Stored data
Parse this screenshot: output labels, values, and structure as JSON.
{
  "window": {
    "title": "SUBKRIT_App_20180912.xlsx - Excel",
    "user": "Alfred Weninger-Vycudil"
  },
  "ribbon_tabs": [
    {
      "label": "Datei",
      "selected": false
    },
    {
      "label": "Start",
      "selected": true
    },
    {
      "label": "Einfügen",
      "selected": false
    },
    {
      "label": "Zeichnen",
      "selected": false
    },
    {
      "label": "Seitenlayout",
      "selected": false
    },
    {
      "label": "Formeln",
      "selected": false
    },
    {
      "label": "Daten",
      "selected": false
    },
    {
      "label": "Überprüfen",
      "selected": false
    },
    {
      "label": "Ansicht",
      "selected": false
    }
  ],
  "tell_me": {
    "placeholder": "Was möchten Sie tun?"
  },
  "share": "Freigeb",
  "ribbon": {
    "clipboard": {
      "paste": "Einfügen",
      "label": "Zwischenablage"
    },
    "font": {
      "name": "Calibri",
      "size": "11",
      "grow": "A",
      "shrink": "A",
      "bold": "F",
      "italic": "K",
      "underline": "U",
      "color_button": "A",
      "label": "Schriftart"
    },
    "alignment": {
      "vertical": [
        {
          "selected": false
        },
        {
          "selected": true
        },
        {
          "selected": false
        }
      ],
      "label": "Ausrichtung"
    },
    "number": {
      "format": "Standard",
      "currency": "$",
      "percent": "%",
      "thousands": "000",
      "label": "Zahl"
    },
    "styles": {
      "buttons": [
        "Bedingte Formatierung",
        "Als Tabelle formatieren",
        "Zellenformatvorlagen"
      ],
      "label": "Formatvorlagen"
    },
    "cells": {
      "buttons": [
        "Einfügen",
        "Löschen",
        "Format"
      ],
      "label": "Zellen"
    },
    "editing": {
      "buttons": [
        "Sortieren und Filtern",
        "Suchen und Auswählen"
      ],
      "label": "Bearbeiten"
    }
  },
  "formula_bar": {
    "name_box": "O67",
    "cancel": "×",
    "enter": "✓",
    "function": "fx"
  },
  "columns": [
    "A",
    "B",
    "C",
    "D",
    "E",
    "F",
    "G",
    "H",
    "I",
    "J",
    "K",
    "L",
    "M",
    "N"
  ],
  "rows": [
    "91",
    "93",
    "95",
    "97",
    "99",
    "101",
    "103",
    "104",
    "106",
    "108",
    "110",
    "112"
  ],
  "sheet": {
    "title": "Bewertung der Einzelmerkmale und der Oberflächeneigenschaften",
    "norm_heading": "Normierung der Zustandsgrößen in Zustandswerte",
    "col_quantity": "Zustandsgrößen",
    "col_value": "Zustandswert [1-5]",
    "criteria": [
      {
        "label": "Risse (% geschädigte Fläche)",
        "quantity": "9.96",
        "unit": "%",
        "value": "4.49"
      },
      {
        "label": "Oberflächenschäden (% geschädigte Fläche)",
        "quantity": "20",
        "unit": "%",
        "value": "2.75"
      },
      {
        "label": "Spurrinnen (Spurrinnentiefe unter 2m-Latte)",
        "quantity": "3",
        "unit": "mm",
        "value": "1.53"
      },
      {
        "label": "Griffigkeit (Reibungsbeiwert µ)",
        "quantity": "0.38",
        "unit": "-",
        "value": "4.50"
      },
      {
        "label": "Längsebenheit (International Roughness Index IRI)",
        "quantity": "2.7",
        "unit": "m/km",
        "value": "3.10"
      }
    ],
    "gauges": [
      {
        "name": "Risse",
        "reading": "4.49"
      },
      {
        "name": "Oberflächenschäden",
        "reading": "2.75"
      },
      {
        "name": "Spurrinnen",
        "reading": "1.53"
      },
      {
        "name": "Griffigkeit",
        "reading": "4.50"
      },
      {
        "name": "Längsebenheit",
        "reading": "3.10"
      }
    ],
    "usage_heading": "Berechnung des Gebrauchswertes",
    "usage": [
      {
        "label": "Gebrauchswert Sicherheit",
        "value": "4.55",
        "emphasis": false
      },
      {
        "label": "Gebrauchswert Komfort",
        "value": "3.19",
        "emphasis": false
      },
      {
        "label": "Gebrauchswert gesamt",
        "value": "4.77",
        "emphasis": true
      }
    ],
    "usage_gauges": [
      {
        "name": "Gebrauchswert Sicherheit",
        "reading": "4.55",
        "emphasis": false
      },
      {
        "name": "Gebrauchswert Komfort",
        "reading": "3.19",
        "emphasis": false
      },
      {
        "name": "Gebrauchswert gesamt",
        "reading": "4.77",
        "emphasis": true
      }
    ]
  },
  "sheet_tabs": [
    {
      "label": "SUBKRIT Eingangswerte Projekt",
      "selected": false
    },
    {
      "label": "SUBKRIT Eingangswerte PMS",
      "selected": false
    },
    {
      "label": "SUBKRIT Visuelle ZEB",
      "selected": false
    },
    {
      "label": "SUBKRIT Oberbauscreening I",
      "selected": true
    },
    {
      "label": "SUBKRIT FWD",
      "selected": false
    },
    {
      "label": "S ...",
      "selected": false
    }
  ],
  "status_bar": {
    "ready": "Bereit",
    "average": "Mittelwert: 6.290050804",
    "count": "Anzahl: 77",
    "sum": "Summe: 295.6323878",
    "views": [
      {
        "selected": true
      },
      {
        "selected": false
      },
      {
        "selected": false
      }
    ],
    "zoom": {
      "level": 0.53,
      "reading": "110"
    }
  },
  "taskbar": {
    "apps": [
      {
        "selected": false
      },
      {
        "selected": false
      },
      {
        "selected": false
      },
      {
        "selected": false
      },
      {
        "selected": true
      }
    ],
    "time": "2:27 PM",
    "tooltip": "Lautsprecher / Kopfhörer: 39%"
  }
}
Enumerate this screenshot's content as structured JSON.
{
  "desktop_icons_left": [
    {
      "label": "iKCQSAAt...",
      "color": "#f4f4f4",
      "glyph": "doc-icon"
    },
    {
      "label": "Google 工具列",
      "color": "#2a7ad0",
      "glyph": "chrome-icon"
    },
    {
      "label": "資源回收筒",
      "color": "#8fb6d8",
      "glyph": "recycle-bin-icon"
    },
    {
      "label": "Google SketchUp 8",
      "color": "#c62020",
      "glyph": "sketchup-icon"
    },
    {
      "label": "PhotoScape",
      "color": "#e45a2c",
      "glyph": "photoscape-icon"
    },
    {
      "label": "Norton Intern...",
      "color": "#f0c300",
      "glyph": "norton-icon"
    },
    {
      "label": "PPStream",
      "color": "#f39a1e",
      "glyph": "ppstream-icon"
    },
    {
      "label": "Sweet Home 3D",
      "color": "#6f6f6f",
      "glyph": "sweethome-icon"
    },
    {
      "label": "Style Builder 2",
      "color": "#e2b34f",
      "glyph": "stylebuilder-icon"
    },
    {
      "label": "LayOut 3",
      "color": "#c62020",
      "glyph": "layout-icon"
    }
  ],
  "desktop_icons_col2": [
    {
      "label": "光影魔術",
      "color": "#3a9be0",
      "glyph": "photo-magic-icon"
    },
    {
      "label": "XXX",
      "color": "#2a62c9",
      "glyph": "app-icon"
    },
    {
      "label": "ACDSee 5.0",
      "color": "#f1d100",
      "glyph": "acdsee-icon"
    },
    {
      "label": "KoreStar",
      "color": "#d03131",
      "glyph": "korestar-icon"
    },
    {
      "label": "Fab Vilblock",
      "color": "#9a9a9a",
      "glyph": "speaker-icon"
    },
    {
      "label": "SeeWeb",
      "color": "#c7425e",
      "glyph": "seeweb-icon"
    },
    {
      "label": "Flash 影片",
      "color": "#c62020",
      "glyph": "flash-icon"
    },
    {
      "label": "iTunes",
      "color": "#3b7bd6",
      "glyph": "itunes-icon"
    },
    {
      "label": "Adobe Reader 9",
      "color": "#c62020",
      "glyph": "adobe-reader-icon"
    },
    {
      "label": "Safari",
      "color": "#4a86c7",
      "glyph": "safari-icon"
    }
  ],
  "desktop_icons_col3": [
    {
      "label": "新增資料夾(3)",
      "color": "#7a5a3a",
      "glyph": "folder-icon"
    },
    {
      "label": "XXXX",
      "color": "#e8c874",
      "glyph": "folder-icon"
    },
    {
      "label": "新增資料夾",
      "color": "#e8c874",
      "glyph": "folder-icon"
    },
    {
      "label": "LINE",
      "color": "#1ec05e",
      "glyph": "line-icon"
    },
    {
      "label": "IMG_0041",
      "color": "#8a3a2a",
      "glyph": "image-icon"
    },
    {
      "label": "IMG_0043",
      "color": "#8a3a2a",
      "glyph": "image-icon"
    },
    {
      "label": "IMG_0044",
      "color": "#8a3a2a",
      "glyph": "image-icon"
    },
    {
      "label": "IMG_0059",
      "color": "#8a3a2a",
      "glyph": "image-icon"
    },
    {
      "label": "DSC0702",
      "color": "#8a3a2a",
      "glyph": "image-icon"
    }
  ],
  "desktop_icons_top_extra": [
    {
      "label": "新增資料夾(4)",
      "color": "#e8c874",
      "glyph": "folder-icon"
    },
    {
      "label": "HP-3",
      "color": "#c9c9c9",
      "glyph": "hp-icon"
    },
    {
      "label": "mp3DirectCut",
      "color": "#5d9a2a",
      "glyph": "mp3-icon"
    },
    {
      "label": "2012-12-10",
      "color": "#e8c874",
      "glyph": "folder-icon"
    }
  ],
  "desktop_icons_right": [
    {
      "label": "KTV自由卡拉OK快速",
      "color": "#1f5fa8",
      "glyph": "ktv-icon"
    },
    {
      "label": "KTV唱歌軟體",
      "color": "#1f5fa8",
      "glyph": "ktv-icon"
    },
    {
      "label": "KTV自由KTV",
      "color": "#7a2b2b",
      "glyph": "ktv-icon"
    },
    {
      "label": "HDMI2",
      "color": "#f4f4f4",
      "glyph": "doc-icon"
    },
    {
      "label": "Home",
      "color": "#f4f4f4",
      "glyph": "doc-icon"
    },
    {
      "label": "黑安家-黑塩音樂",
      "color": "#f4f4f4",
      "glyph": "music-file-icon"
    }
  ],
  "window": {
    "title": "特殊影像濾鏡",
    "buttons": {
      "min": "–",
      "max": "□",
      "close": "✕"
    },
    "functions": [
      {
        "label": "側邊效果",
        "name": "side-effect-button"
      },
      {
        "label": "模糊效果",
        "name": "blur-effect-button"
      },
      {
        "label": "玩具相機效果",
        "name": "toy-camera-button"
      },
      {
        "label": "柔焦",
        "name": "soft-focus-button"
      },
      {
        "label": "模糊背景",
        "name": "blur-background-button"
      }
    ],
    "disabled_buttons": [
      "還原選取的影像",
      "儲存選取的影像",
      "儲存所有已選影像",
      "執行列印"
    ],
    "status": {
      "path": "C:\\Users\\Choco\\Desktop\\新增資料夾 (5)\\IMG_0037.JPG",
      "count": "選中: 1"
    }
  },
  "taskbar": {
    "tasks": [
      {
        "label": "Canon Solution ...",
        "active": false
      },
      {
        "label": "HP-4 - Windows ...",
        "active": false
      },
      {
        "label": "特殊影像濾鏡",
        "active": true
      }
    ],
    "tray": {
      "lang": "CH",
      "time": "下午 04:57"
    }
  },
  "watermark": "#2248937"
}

[TASK OBJECTIVE]
Across the entries, how many lines contain "Eingangswerte"? Reply with the number only.

[PROBLEM SOLUTION]
2